**Brief:** Transcribe the listing exactly, leaving out every picture.

**Records for the task:**
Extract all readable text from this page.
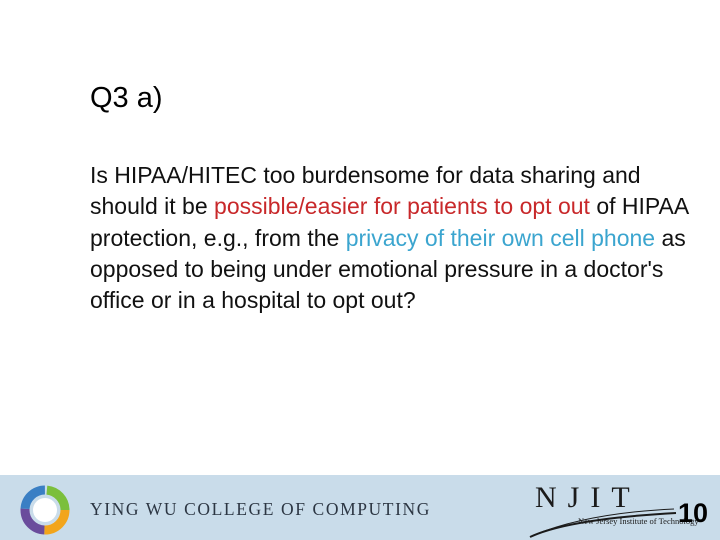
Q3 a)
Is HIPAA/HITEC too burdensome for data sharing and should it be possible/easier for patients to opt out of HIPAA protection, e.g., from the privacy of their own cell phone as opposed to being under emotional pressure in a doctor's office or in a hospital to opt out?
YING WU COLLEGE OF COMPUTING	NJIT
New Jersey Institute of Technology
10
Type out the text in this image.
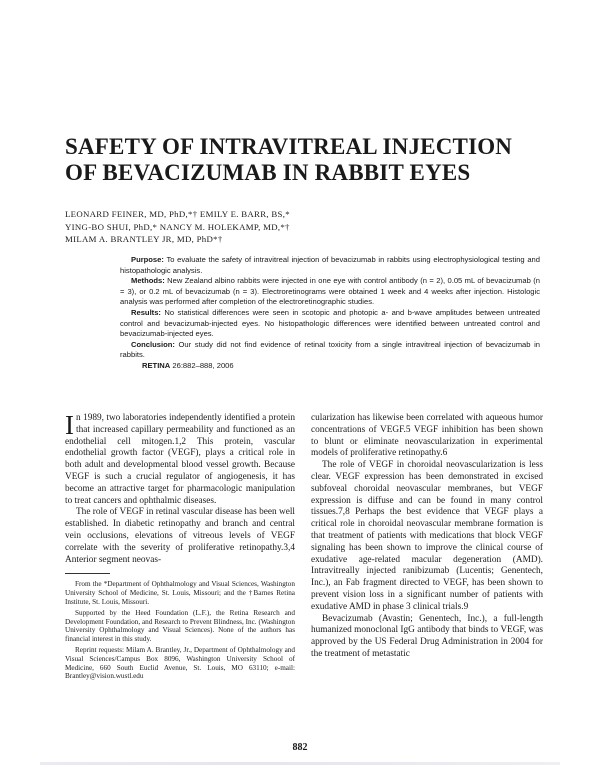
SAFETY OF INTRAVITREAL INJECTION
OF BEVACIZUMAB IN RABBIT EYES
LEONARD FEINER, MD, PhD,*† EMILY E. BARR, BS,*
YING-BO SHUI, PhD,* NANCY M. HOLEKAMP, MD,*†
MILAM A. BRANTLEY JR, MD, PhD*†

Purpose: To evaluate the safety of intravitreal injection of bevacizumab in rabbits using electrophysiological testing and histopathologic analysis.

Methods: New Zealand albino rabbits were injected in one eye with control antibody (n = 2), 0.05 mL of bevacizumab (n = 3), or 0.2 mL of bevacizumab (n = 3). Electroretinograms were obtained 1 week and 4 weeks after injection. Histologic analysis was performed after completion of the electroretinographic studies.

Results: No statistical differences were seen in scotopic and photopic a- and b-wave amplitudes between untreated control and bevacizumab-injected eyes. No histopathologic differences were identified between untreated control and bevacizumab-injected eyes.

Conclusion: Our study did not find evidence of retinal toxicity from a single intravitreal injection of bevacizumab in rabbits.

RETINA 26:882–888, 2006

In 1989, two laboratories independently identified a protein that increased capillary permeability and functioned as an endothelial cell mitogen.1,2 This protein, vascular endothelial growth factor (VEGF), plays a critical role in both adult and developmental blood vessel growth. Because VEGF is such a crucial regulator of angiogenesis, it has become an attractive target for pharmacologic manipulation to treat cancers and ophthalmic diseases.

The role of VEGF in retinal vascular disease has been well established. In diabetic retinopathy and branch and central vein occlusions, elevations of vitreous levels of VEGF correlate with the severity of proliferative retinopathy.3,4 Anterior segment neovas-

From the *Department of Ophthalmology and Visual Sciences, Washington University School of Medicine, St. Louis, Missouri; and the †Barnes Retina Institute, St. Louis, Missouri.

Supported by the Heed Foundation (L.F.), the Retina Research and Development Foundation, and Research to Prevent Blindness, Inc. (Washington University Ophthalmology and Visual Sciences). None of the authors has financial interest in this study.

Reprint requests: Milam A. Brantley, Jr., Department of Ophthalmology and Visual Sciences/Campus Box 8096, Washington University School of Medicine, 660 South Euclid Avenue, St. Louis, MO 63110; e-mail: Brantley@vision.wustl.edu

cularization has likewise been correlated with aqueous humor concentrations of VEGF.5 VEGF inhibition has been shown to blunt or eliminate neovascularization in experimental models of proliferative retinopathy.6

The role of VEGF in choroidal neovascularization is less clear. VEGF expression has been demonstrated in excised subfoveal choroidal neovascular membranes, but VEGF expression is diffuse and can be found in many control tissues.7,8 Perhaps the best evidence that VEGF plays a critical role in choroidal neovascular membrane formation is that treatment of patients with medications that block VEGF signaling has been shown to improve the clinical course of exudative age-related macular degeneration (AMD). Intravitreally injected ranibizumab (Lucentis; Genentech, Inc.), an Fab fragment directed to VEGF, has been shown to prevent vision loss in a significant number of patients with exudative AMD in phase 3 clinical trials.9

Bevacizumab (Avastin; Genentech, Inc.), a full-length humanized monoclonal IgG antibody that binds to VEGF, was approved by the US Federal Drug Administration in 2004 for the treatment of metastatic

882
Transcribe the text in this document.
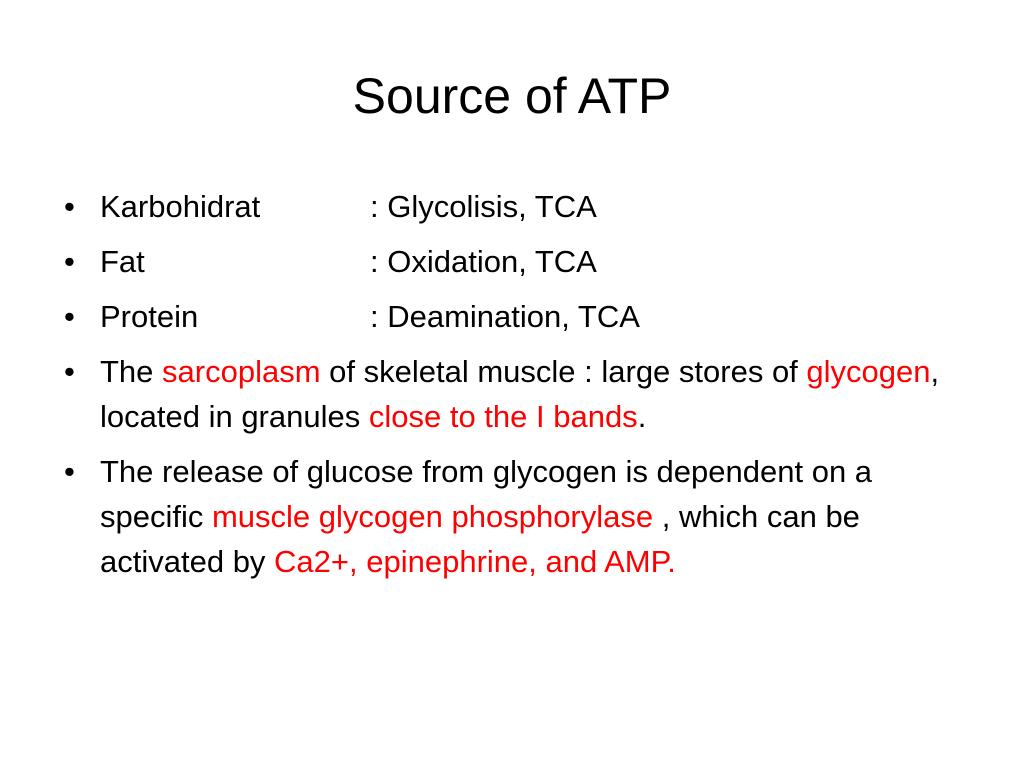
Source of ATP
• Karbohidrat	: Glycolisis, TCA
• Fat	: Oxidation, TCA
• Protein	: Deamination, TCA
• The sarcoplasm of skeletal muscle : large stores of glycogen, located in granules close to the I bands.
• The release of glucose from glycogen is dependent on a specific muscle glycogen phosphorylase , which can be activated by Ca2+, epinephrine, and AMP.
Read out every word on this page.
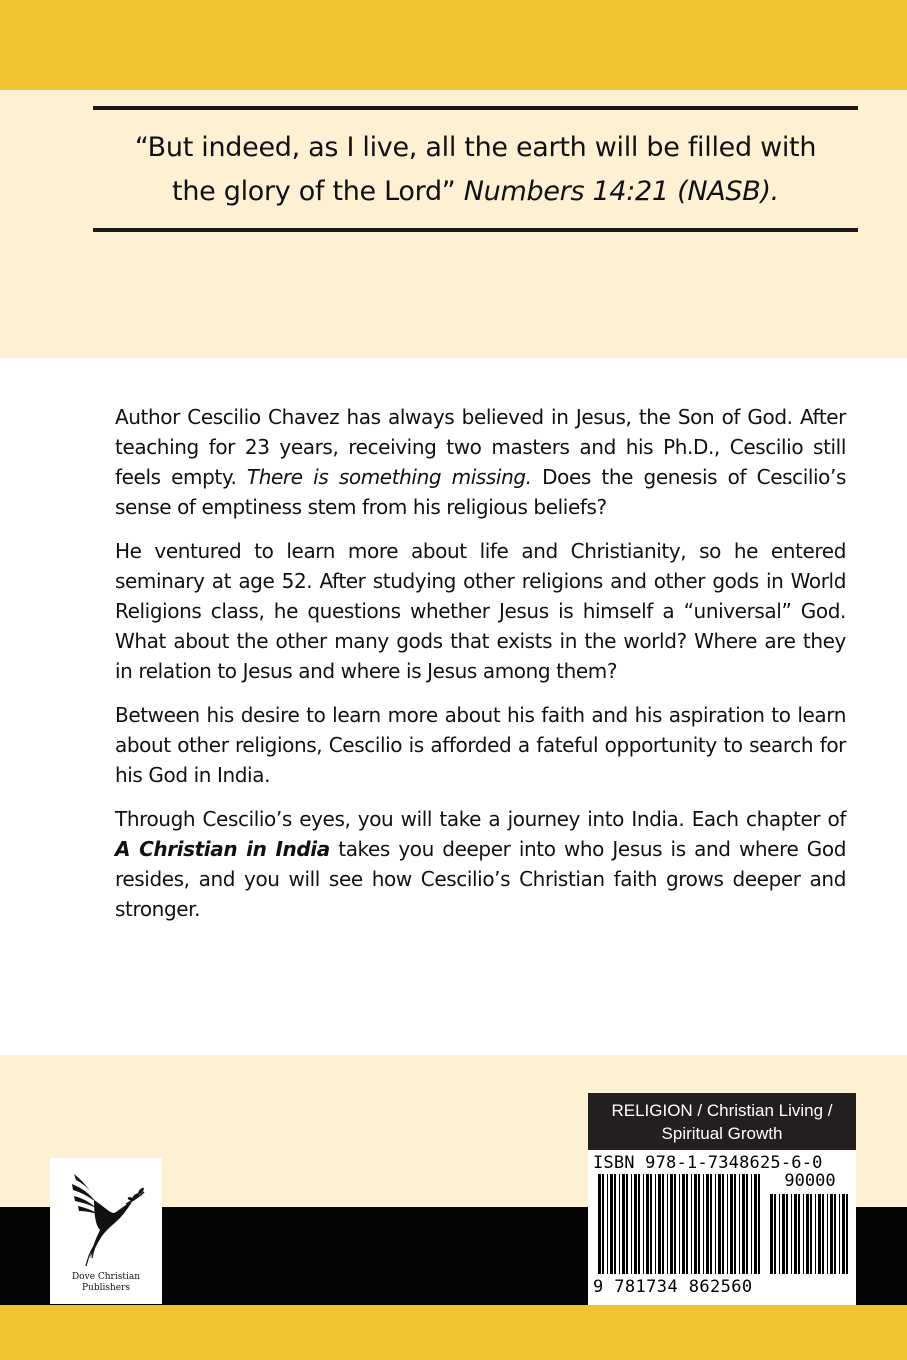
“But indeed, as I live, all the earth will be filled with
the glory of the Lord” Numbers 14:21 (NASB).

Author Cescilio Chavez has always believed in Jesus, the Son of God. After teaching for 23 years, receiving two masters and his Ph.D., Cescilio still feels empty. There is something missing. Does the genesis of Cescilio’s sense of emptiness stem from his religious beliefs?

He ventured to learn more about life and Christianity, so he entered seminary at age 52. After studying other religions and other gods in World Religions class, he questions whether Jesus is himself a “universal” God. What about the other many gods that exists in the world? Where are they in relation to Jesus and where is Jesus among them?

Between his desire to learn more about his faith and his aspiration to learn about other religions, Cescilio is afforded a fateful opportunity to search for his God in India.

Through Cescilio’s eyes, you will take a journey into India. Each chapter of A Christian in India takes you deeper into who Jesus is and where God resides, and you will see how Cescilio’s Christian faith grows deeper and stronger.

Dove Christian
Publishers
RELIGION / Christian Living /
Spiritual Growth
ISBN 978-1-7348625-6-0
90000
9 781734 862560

**Written response:**
Extract all readable text from this page.
Q3 a)
Is HIPAA/HITEC too burdensome for data sharing and should it be possible/easier for patients to opt out of HIPAA protection, e.g., from the privacy of their own cell phone as opposed to being under emotional pressure in a doctor's office or in a hospital to opt out?
YING WU COLLEGE OF COMPUTING	NJIT
New Jersey Institute of Technology
10
Type out the text in this image.
SAFETY OF INTRAVITREAL INJECTION
OF BEVACIZUMAB IN RABBIT EYES
LEONARD FEINER, MD, PhD,*† EMILY E. BARR, BS,*
YING-BO SHUI, PhD,* NANCY M. HOLEKAMP, MD,*†
MILAM A. BRANTLEY JR, MD, PhD*†

Purpose: To evaluate the safety of intravitreal injection of bevacizumab in rabbits using electrophysiological testing and histopathologic analysis.

Methods: New Zealand albino rabbits were injected in one eye with control antibody (n = 2), 0.05 mL of bevacizumab (n = 3), or 0.2 mL of bevacizumab (n = 3). Electroretinograms were obtained 1 week and 4 weeks after injection. Histologic analysis was performed after completion of the electroretinographic studies.

Results: No statistical differences were seen in scotopic and photopic a- and b-wave amplitudes between untreated control and bevacizumab-injected eyes. No histopathologic differences were identified between untreated control and bevacizumab-injected eyes.

Conclusion: Our study did not find evidence of retinal toxicity from a single intravitreal injection of bevacizumab in rabbits.

RETINA 26:882–888, 2006

In 1989, two laboratories independently identified a protein that increased capillary permeability and functioned as an endothelial cell mitogen.1,2 This protein, vascular endothelial growth factor (VEGF), plays a critical role in both adult and developmental blood vessel growth. Because VEGF is such a crucial regulator of angiogenesis, it has become an attractive target for pharmacologic manipulation to treat cancers and ophthalmic diseases.

The role of VEGF in retinal vascular disease has been well established. In diabetic retinopathy and branch and central vein occlusions, elevations of vitreous levels of VEGF correlate with the severity of proliferative retinopathy.3,4 Anterior segment neovas-

From the *Department of Ophthalmology and Visual Sciences, Washington University School of Medicine, St. Louis, Missouri; and the †Barnes Retina Institute, St. Louis, Missouri.

Supported by the Heed Foundation (L.F.), the Retina Research and Development Foundation, and Research to Prevent Blindness, Inc. (Washington University Ophthalmology and Visual Sciences). None of the authors has financial interest in this study.

Reprint requests: Milam A. Brantley, Jr., Department of Ophthalmology and Visual Sciences/Campus Box 8096, Washington University School of Medicine, 660 South Euclid Avenue, St. Louis, MO 63110; e-mail: Brantley@vision.wustl.edu

cularization has likewise been correlated with aqueous humor concentrations of VEGF.5 VEGF inhibition has been shown to blunt or eliminate neovascularization in experimental models of proliferative retinopathy.6

The role of VEGF in choroidal neovascularization is less clear. VEGF expression has been demonstrated in excised subfoveal choroidal neovascular membranes, but VEGF expression is diffuse and can be found in many control tissues.7,8 Perhaps the best evidence that VEGF plays a critical role in choroidal neovascular membrane formation is that treatment of patients with medications that block VEGF signaling has been shown to improve the clinical course of exudative age-related macular degeneration (AMD). Intravitreally injected ranibizumab (Lucentis; Genentech, Inc.), an Fab fragment directed to VEGF, has been shown to prevent vision loss in a significant number of patients with exudative AMD in phase 3 clinical trials.9

Bevacizumab (Avastin; Genentech, Inc.), a full-length humanized monoclonal IgG antibody that binds to VEGF, was approved by the US Federal Drug Administration in 2004 for the treatment of metastatic

882
Transcribe the text in this document.
Source of ATP
• Karbohidrat	: Glycolisis, TCA
• Fat	: Oxidation, TCA
• Protein	: Deamination, TCA
• The sarcoplasm of skeletal muscle : large stores of glycogen, located in granules close to the I bands.
• The release of glucose from glycogen is dependent on a specific muscle glycogen phosphorylase , which can be activated by Ca2+, epinephrine, and AMP.
Read out every word on this page.
“But indeed, as I live, all the earth will be filled with
the glory of the Lord” Numbers 14:21 (NASB).

Author Cescilio Chavez has always believed in Jesus, the Son of God. After teaching for 23 years, receiving two masters and his Ph.D., Cescilio still feels empty. There is something missing. Does the genesis of Cescilio’s sense of emptiness stem from his religious beliefs?

He ventured to learn more about life and Christianity, so he entered seminary at age 52. After studying other religions and other gods in World Religions class, he questions whether Jesus is himself a “universal” God. What about the other many gods that exists in the world? Where are they in relation to Jesus and where is Jesus among them?

Between his desire to learn more about his faith and his aspiration to learn about other religions, Cescilio is afforded a fateful opportunity to search for his God in India.

Through Cescilio’s eyes, you will take a journey into India. Each chapter of A Christian in India takes you deeper into who Jesus is and where God resides, and you will see how Cescilio’s Christian faith grows deeper and stronger.

Dove Christian
Publishers
RELIGION / Christian Living /
Spiritual Growth
ISBN 978-1-7348625-6-0
90000
9 781734 862560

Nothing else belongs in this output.